Part of a data file
** BEGIN **

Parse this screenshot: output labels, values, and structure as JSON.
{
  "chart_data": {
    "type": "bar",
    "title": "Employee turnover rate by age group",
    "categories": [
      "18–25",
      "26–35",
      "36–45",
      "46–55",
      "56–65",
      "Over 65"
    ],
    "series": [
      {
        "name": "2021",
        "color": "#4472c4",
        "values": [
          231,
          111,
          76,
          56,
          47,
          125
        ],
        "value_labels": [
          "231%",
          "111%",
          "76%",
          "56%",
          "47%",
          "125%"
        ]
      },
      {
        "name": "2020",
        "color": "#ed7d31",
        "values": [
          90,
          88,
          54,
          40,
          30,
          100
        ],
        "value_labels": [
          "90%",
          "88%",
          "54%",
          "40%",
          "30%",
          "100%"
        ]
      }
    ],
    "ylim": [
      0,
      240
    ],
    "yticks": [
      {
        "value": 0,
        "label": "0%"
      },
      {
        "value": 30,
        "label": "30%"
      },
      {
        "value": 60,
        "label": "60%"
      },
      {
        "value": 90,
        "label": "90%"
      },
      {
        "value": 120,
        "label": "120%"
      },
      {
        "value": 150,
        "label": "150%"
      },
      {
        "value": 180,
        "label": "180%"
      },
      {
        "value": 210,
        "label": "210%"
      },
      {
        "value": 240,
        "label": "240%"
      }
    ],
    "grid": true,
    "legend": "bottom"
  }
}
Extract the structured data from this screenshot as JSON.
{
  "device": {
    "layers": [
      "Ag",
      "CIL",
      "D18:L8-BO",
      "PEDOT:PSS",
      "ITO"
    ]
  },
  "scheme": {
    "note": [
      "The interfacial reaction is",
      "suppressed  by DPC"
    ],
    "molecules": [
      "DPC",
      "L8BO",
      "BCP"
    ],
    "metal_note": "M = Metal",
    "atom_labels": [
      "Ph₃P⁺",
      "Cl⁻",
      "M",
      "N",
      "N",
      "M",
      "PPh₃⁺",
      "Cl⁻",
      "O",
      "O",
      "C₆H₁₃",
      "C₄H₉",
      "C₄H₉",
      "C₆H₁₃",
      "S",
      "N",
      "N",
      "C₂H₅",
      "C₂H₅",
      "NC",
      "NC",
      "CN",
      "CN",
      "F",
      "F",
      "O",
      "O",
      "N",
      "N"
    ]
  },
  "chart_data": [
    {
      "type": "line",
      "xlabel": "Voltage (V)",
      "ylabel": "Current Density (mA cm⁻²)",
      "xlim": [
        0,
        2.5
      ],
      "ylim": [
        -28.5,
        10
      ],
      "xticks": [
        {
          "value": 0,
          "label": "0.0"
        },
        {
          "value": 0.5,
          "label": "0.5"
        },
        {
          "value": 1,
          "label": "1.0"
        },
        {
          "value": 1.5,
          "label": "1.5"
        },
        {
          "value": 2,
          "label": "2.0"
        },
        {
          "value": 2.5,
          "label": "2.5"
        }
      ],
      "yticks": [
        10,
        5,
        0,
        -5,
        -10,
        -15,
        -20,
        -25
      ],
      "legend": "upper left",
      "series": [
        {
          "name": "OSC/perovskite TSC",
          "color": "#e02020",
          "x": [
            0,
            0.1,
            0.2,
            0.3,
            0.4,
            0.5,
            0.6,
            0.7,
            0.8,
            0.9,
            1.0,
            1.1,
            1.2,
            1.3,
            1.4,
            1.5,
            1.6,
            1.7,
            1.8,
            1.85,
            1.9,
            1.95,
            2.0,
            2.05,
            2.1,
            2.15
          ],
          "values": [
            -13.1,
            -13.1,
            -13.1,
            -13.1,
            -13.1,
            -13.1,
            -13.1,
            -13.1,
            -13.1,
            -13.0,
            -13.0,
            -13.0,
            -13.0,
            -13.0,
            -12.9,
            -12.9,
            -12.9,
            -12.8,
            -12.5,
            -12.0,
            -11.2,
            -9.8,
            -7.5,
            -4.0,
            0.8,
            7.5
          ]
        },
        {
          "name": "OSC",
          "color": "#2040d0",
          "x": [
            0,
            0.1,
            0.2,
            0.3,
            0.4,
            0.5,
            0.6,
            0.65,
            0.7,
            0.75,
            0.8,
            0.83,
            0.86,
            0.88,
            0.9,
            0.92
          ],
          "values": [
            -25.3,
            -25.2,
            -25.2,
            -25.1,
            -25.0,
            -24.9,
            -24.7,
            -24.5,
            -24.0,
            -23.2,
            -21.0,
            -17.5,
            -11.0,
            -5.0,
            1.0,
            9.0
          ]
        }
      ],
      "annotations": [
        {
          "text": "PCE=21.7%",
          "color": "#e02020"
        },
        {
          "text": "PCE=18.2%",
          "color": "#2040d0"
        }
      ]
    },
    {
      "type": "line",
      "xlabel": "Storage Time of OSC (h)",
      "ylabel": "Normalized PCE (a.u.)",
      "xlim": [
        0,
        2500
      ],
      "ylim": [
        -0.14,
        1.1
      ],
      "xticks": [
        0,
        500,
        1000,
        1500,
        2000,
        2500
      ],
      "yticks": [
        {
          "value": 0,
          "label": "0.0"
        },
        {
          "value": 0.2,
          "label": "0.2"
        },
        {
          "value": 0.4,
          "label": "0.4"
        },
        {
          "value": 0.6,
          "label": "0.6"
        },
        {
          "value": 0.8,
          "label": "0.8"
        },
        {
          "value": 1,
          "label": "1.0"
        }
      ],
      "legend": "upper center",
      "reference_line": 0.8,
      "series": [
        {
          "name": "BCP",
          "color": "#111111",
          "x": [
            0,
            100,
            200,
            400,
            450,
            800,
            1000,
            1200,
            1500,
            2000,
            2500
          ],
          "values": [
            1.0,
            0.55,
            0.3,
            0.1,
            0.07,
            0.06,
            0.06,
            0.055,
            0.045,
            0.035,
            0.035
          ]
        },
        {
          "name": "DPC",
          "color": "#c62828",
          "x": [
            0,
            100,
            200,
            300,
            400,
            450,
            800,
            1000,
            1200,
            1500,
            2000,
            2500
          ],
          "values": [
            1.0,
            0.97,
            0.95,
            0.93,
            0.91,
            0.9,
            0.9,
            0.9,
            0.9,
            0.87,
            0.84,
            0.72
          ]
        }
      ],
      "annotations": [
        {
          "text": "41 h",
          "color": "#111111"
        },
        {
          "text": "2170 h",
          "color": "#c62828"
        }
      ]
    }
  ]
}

** END **

AIM OF THE TASK: The listing above should be transcribed in full, exactly as written.

REPLY TO THE TASK:
Parse this screenshot: output labels, values, and structure as JSON.
{
  "chart_data": {
    "type": "bar",
    "title": "Employee turnover rate by age group",
    "categories": [
      "18–25",
      "26–35",
      "36–45",
      "46–55",
      "56–65",
      "Over 65"
    ],
    "series": [
      {
        "name": "2021",
        "color": "#4472c4",
        "values": [
          231,
          111,
          76,
          56,
          47,
          125
        ],
        "value_labels": [
          "231%",
          "111%",
          "76%",
          "56%",
          "47%",
          "125%"
        ]
      },
      {
        "name": "2020",
        "color": "#ed7d31",
        "values": [
          90,
          88,
          54,
          40,
          30,
          100
        ],
        "value_labels": [
          "90%",
          "88%",
          "54%",
          "40%",
          "30%",
          "100%"
        ]
      }
    ],
    "ylim": [
      0,
      240
    ],
    "yticks": [
      {
        "value": 0,
        "label": "0%"
      },
      {
        "value": 30,
        "label": "30%"
      },
      {
        "value": 60,
        "label": "60%"
      },
      {
        "value": 90,
        "label": "90%"
      },
      {
        "value": 120,
        "label": "120%"
      },
      {
        "value": 150,
        "label": "150%"
      },
      {
        "value": 180,
        "label": "180%"
      },
      {
        "value": 210,
        "label": "210%"
      },
      {
        "value": 240,
        "label": "240%"
      }
    ],
    "grid": true,
    "legend": "bottom"
  }
}
Extract the structured data from this screenshot as JSON.
{
  "device": {
    "layers": [
      "Ag",
      "CIL",
      "D18:L8-BO",
      "PEDOT:PSS",
      "ITO"
    ]
  },
  "scheme": {
    "note": [
      "The interfacial reaction is",
      "suppressed  by DPC"
    ],
    "molecules": [
      "DPC",
      "L8BO",
      "BCP"
    ],
    "metal_note": "M = Metal",
    "atom_labels": [
      "Ph₃P⁺",
      "Cl⁻",
      "M",
      "N",
      "N",
      "M",
      "PPh₃⁺",
      "Cl⁻",
      "O",
      "O",
      "C₆H₁₃",
      "C₄H₉",
      "C₄H₉",
      "C₆H₁₃",
      "S",
      "N",
      "N",
      "C₂H₅",
      "C₂H₅",
      "NC",
      "NC",
      "CN",
      "CN",
      "F",
      "F",
      "O",
      "O",
      "N",
      "N"
    ]
  },
  "chart_data": [
    {
      "type": "line",
      "xlabel": "Voltage (V)",
      "ylabel": "Current Density (mA cm⁻²)",
      "xlim": [
        0,
        2.5
      ],
      "ylim": [
        -28.5,
        10
      ],
      "xticks": [
        {
          "value": 0,
          "label": "0.0"
        },
        {
          "value": 0.5,
          "label": "0.5"
        },
        {
          "value": 1,
          "label": "1.0"
        },
        {
          "value": 1.5,
          "label": "1.5"
        },
        {
          "value": 2,
          "label": "2.0"
        },
        {
          "value": 2.5,
          "label": "2.5"
        }
      ],
      "yticks": [
        10,
        5,
        0,
        -5,
        -10,
        -15,
        -20,
        -25
      ],
      "legend": "upper left",
      "series": [
        {
          "name": "OSC/perovskite TSC",
          "color": "#e02020",
          "x": [
            0,
            0.1,
            0.2,
            0.3,
            0.4,
            0.5,
            0.6,
            0.7,
            0.8,
            0.9,
            1.0,
            1.1,
            1.2,
            1.3,
            1.4,
            1.5,
            1.6,
            1.7,
            1.8,
            1.85,
            1.9,
            1.95,
            2.0,
            2.05,
            2.1,
            2.15
          ],
          "values": [
            -13.1,
            -13.1,
            -13.1,
            -13.1,
            -13.1,
            -13.1,
            -13.1,
            -13.1,
            -13.1,
            -13.0,
            -13.0,
            -13.0,
            -13.0,
            -13.0,
            -12.9,
            -12.9,
            -12.9,
            -12.8,
            -12.5,
            -12.0,
            -11.2,
            -9.8,
            -7.5,
            -4.0,
            0.8,
            7.5
          ]
        },
        {
          "name": "OSC",
          "color": "#2040d0",
          "x": [
            0,
            0.1,
            0.2,
            0.3,
            0.4,
            0.5,
            0.6,
            0.65,
            0.7,
            0.75,
            0.8,
            0.83,
            0.86,
            0.88,
            0.9,
            0.92
          ],
          "values": [
            -25.3,
            -25.2,
            -25.2,
            -25.1,
            -25.0,
            -24.9,
            -24.7,
            -24.5,
            -24.0,
            -23.2,
            -21.0,
            -17.5,
            -11.0,
            -5.0,
            1.0,
            9.0
          ]
        }
      ],
      "annotations": [
        {
          "text": "PCE=21.7%",
          "color": "#e02020"
        },
        {
          "text": "PCE=18.2%",
          "color": "#2040d0"
        }
      ]
    },
    {
      "type": "line",
      "xlabel": "Storage Time of OSC (h)",
      "ylabel": "Normalized PCE (a.u.)",
      "xlim": [
        0,
        2500
      ],
      "ylim": [
        -0.14,
        1.1
      ],
      "xticks": [
        0,
        500,
        1000,
        1500,
        2000,
        2500
      ],
      "yticks": [
        {
          "value": 0,
          "label": "0.0"
        },
        {
          "value": 0.2,
          "label": "0.2"
        },
        {
          "value": 0.4,
          "label": "0.4"
        },
        {
          "value": 0.6,
          "label": "0.6"
        },
        {
          "value": 0.8,
          "label": "0.8"
        },
        {
          "value": 1,
          "label": "1.0"
        }
      ],
      "legend": "upper center",
      "reference_line": 0.8,
      "series": [
        {
          "name": "BCP",
          "color": "#111111",
          "x": [
            0,
            100,
            200,
            400,
            450,
            800,
            1000,
            1200,
            1500,
            2000,
            2500
          ],
          "values": [
            1.0,
            0.55,
            0.3,
            0.1,
            0.07,
            0.06,
            0.06,
            0.055,
            0.045,
            0.035,
            0.035
          ]
        },
        {
          "name": "DPC",
          "color": "#c62828",
          "x": [
            0,
            100,
            200,
            300,
            400,
            450,
            800,
            1000,
            1200,
            1500,
            2000,
            2500
          ],
          "values": [
            1.0,
            0.97,
            0.95,
            0.93,
            0.91,
            0.9,
            0.9,
            0.9,
            0.9,
            0.87,
            0.84,
            0.72
          ]
        }
      ],
      "annotations": [
        {
          "text": "41 h",
          "color": "#111111"
        },
        {
          "text": "2170 h",
          "color": "#c62828"
        }
      ]
    }
  ]
}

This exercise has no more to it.